- LISTED RECORDS:
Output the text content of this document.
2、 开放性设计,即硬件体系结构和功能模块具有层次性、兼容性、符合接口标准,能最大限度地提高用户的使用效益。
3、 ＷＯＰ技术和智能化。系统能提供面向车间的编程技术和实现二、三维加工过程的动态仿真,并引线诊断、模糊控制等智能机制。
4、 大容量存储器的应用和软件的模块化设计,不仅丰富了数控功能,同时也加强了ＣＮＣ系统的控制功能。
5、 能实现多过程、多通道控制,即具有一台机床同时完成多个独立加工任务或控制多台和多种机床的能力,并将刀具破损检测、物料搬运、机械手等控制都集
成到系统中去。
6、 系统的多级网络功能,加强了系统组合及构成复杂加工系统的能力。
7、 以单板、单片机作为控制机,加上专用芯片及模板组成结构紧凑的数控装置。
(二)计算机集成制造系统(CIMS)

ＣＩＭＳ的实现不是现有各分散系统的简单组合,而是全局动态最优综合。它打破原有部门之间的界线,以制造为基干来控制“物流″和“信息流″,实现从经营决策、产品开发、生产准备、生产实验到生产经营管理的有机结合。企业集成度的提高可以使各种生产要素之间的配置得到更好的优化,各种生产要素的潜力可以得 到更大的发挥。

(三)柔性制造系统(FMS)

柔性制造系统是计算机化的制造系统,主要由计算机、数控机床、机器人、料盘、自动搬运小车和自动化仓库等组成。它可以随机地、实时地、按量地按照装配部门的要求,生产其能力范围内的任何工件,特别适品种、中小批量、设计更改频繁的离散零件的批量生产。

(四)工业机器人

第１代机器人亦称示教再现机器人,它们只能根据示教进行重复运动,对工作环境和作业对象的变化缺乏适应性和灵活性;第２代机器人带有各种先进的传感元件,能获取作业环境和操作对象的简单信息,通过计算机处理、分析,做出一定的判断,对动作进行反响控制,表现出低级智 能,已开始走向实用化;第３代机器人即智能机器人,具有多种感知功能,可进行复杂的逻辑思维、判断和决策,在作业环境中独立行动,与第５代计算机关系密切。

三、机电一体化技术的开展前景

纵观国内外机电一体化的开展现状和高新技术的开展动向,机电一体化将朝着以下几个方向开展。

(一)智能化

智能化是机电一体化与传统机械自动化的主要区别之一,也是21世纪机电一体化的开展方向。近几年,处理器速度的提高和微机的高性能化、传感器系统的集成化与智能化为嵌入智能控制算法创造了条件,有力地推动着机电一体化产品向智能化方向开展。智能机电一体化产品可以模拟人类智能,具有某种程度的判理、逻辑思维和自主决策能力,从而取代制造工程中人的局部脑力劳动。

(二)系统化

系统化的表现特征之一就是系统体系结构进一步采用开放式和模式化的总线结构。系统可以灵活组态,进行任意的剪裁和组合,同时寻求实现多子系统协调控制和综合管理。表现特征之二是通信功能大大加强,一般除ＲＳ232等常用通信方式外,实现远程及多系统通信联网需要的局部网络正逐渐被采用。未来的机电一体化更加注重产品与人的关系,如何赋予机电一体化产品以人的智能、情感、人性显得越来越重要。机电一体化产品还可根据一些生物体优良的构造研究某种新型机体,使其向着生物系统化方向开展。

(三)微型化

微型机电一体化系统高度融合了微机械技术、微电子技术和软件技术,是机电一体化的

- WRITTEN INSTRUCTION: Set down each entry again, unchanged.

- CORRECT ANSWER:
Output the text content of this document.
2、 开放性设计,即硬件体系结构和功能模块具有层次性、兼容性、符合接口标准,能最大限度地提高用户的使用效益。
3、 ＷＯＰ技术和智能化。系统能提供面向车间的编程技术和实现二、三维加工过程的动态仿真,并引线诊断、模糊控制等智能机制。
4、 大容量存储器的应用和软件的模块化设计,不仅丰富了数控功能,同时也加强了ＣＮＣ系统的控制功能。
5、 能实现多过程、多通道控制,即具有一台机床同时完成多个独立加工任务或控制多台和多种机床的能力,并将刀具破损检测、物料搬运、机械手等控制都集
成到系统中去。
6、 系统的多级网络功能,加强了系统组合及构成复杂加工系统的能力。
7、 以单板、单片机作为控制机,加上专用芯片及模板组成结构紧凑的数控装置。
(二)计算机集成制造系统(CIMS)

ＣＩＭＳ的实现不是现有各分散系统的简单组合,而是全局动态最优综合。它打破原有部门之间的界线,以制造为基干来控制“物流″和“信息流″,实现从经营决策、产品开发、生产准备、生产实验到生产经营管理的有机结合。企业集成度的提高可以使各种生产要素之间的配置得到更好的优化,各种生产要素的潜力可以得 到更大的发挥。

(三)柔性制造系统(FMS)

柔性制造系统是计算机化的制造系统,主要由计算机、数控机床、机器人、料盘、自动搬运小车和自动化仓库等组成。它可以随机地、实时地、按量地按照装配部门的要求,生产其能力范围内的任何工件,特别适品种、中小批量、设计更改频繁的离散零件的批量生产。

(四)工业机器人

第１代机器人亦称示教再现机器人,它们只能根据示教进行重复运动,对工作环境和作业对象的变化缺乏适应性和灵活性;第２代机器人带有各种先进的传感元件,能获取作业环境和操作对象的简单信息,通过计算机处理、分析,做出一定的判断,对动作进行反响控制,表现出低级智 能,已开始走向实用化;第３代机器人即智能机器人,具有多种感知功能,可进行复杂的逻辑思维、判断和决策,在作业环境中独立行动,与第５代计算机关系密切。

三、机电一体化技术的开展前景

纵观国内外机电一体化的开展现状和高新技术的开展动向,机电一体化将朝着以下几个方向开展。

(一)智能化

智能化是机电一体化与传统机械自动化的主要区别之一,也是21世纪机电一体化的开展方向。近几年,处理器速度的提高和微机的高性能化、传感器系统的集成化与智能化为嵌入智能控制算法创造了条件,有力地推动着机电一体化产品向智能化方向开展。智能机电一体化产品可以模拟人类智能,具有某种程度的判理、逻辑思维和自主决策能力,从而取代制造工程中人的局部脑力劳动。

(二)系统化

系统化的表现特征之一就是系统体系结构进一步采用开放式和模式化的总线结构。系统可以灵活组态,进行任意的剪裁和组合,同时寻求实现多子系统协调控制和综合管理。表现特征之二是通信功能大大加强,一般除ＲＳ232等常用通信方式外,实现远程及多系统通信联网需要的局部网络正逐渐被采用。未来的机电一体化更加注重产品与人的关系,如何赋予机电一体化产品以人的智能、情感、人性显得越来越重要。机电一体化产品还可根据一些生物体优良的构造研究某种新型机体,使其向着生物系统化方向开展。

(三)微型化

微型机电一体化系统高度融合了微机械技术、微电子技术和软件技术,是机电一体化的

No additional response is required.